• OBJECTIVE:
Give an exact transcription of every line, dropping the images.
=-=-=-=-=
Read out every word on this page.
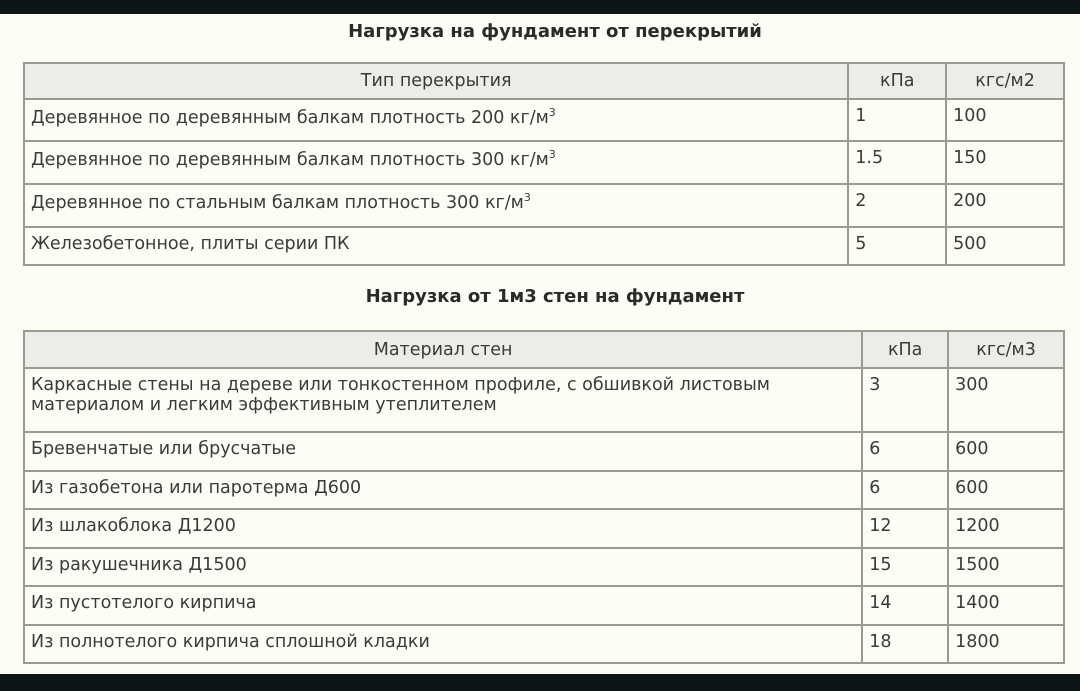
Нагрузка на фундамент от перекрытий
Тип перекрытия	кПа	кгс/м2
Деревянное по деревянным балкам плотность 200 $кг/м^3$	1	100
Деревянное по деревянным балкам плотность 300 $кг/м^3$	1.5	150
Деревянное по стальным балкам плотность 300 $кг/м^3$	2	200
Железобетонное, плиты серии ПК	5	500
Нагрузка от 1м3 стен на фундамент
Материал стен	кПа	кгс/м3
Каркасные стены на дереве или тонкостенном профиле, с обшивкой листовым материалом и легким эффективным утеплителем	3	300
Бревенчатые или брусчатые	6	600
Из газобетона или паротерма Д600	6	600
Из шлакоблока Д1200	12	1200
Из ракушечника Д1500	15	1500
Из пустотелого кирпича	14	1400
Из полнотелого кирпича сплошной кладки	18	1800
=-=-=-=-=
• WRITTEN SOLUTION:
Read out every word on this page.
Нагрузка на фундамент от перекрытий
Тип перекрытия	кПа	кгс/м2
Деревянное по деревянным балкам плотность 200 $кг/м^3$	1	100
Деревянное по деревянным балкам плотность 300 $кг/м^3$	1.5	150
Деревянное по стальным балкам плотность 300 $кг/м^3$	2	200
Железобетонное, плиты серии ПК	5	500
Нагрузка от 1м3 стен на фундамент
Материал стен	кПа	кгс/м3
Каркасные стены на дереве или тонкостенном профиле, с обшивкой листовым материалом и легким эффективным утеплителем	3	300
Бревенчатые или брусчатые	6	600
Из газобетона или паротерма Д600	6	600
Из шлакоблока Д1200	12	1200
Из ракушечника Д1500	15	1500
Из пустотелого кирпича	14	1400
Из полнотелого кирпича сплошной кладки	18	1800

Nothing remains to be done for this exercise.